**Data provided**
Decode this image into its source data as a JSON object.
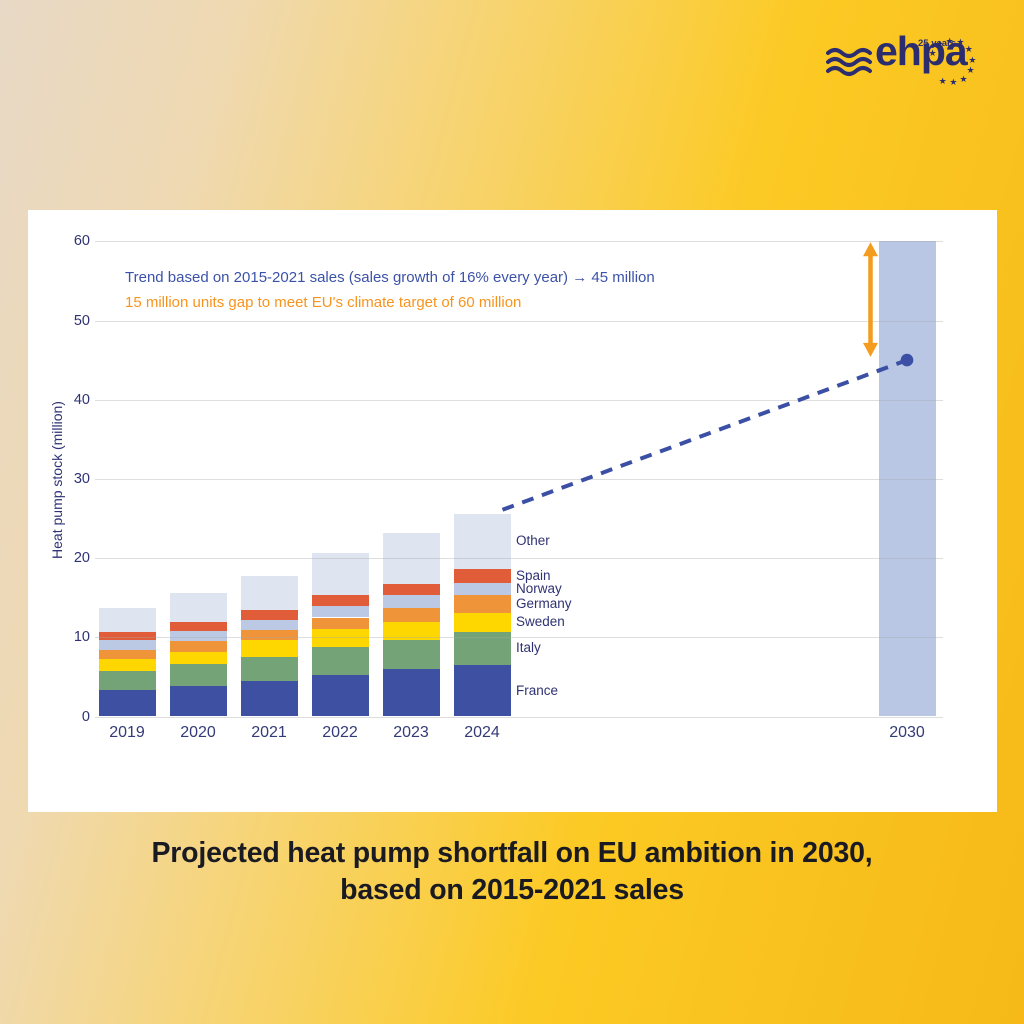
{
  "logo": {
    "brand": "ehpa",
    "badge": "25 years"
  },
  "caption": {
    "line1": "Projected heat pump shortfall on EU ambition in 2030,",
    "line2": "based on 2015-2021 sales"
  },
  "annotations": {
    "trend_text": "Trend based on 2015-2021 sales (sales growth of 16% every year) → 45 million",
    "trend_color": "#3c52a9",
    "gap_text": "15 million units gap to meet EU's climate target of 60 million",
    "gap_color": "#f7941d"
  },
  "chart_data": {
    "type": "bar",
    "stacked": true,
    "title": "",
    "xlabel": "",
    "ylabel": "Heat pump stock (million)",
    "ylim": [
      0,
      60
    ],
    "yticks": [
      0,
      10,
      20,
      30,
      40,
      50,
      60
    ],
    "grid": true,
    "legend_position": "right of 2024 bar",
    "categories": [
      "2019",
      "2020",
      "2021",
      "2022",
      "2023",
      "2024"
    ],
    "series": [
      {
        "name": "France",
        "color": "#3d50a2",
        "values": [
          3.3,
          3.8,
          4.5,
          5.2,
          6.0,
          6.5
        ]
      },
      {
        "name": "Italy",
        "color": "#73a376",
        "values": [
          2.4,
          2.8,
          3.0,
          3.6,
          3.6,
          4.2
        ]
      },
      {
        "name": "Sweden",
        "color": "#fed700",
        "values": [
          1.5,
          1.6,
          2.1,
          2.3,
          2.3,
          2.4
        ]
      },
      {
        "name": "Germany",
        "color": "#f0943a",
        "values": [
          1.2,
          1.3,
          1.3,
          1.4,
          1.8,
          2.3
        ]
      },
      {
        "name": "Norway",
        "color": "#bcc9e4",
        "values": [
          1.3,
          1.3,
          1.3,
          1.5,
          1.6,
          1.5
        ]
      },
      {
        "name": "Spain",
        "color": "#e15c38",
        "values": [
          1.0,
          1.1,
          1.2,
          1.4,
          1.4,
          1.7
        ]
      },
      {
        "name": "Other",
        "color": "#dfe4f1",
        "values": [
          3.0,
          3.7,
          4.3,
          5.3,
          6.5,
          7.0
        ]
      }
    ],
    "projection": {
      "category": "2030",
      "target_value": 60,
      "target_color": "#b9c7e5",
      "trend_value": 45,
      "trend_color": "#3b4fa4",
      "gap_value": 15,
      "gap_arrow_color": "#f49c1e"
    }
  }
}
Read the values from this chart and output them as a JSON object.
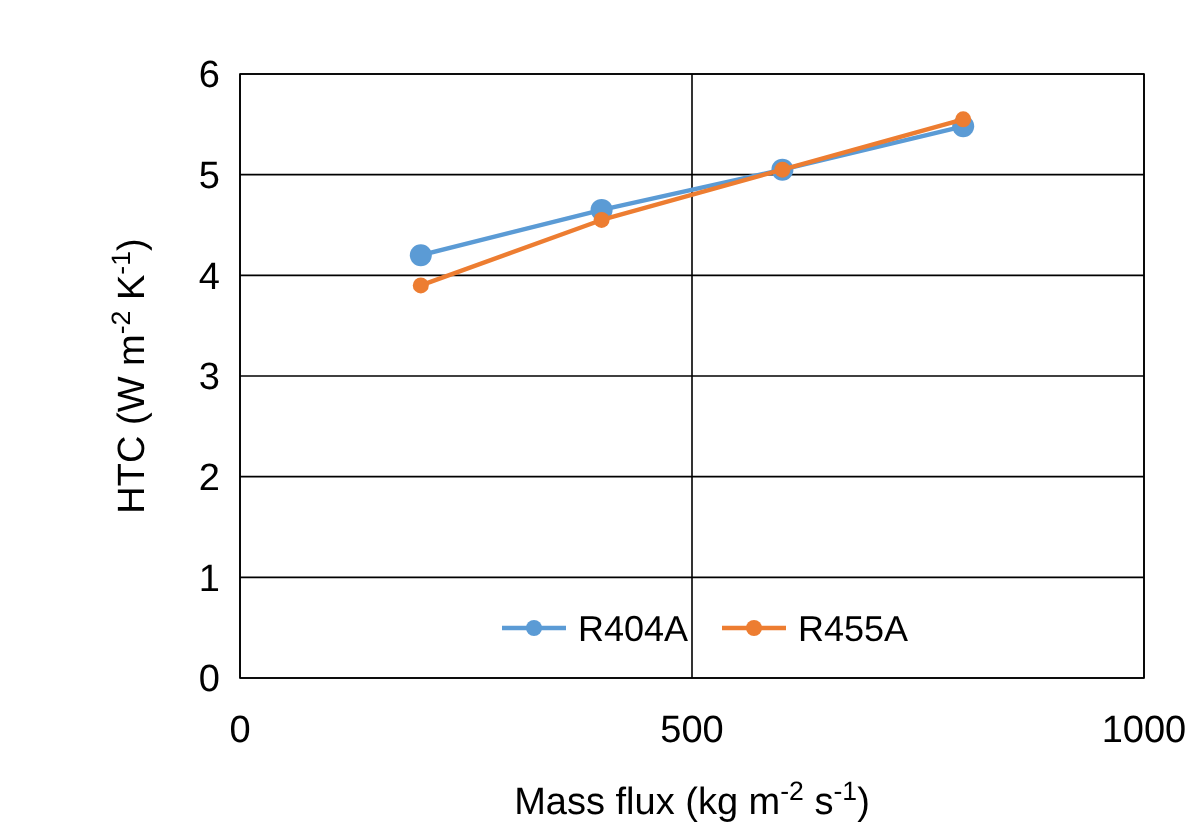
{
  "chart_data": {
    "type": "line",
    "xlabel": "Mass flux (kg m$^{-2}$ s$^{-1}$)",
    "ylabel": "HTC (W m$^{-2}$ K$^{-1}$)",
    "x": [
      200,
      400,
      600,
      800
    ],
    "series": [
      {
        "name": "R404A",
        "color": "#5b9bd5",
        "values": [
          4.2,
          4.65,
          5.05,
          5.48
        ]
      },
      {
        "name": "R455A",
        "color": "#ed7d31",
        "values": [
          3.9,
          4.55,
          5.05,
          5.55
        ]
      }
    ],
    "xlim": [
      0,
      1000
    ],
    "xticks": [
      0,
      500,
      1000
    ],
    "ylim": [
      0,
      6
    ],
    "yticks": [
      0,
      1,
      2,
      3,
      4,
      5,
      6
    ],
    "grid": true,
    "legend": "bottom",
    "marker": "circle",
    "line_style": "solid"
  }
}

**Brief**
Copy out each line of the data where the string "pump" appears.

**Task result**
    "line1": "Projected heat pump shortfall on EU ambition in 2030,",
    "ylabel": "Heat pump stock (million)",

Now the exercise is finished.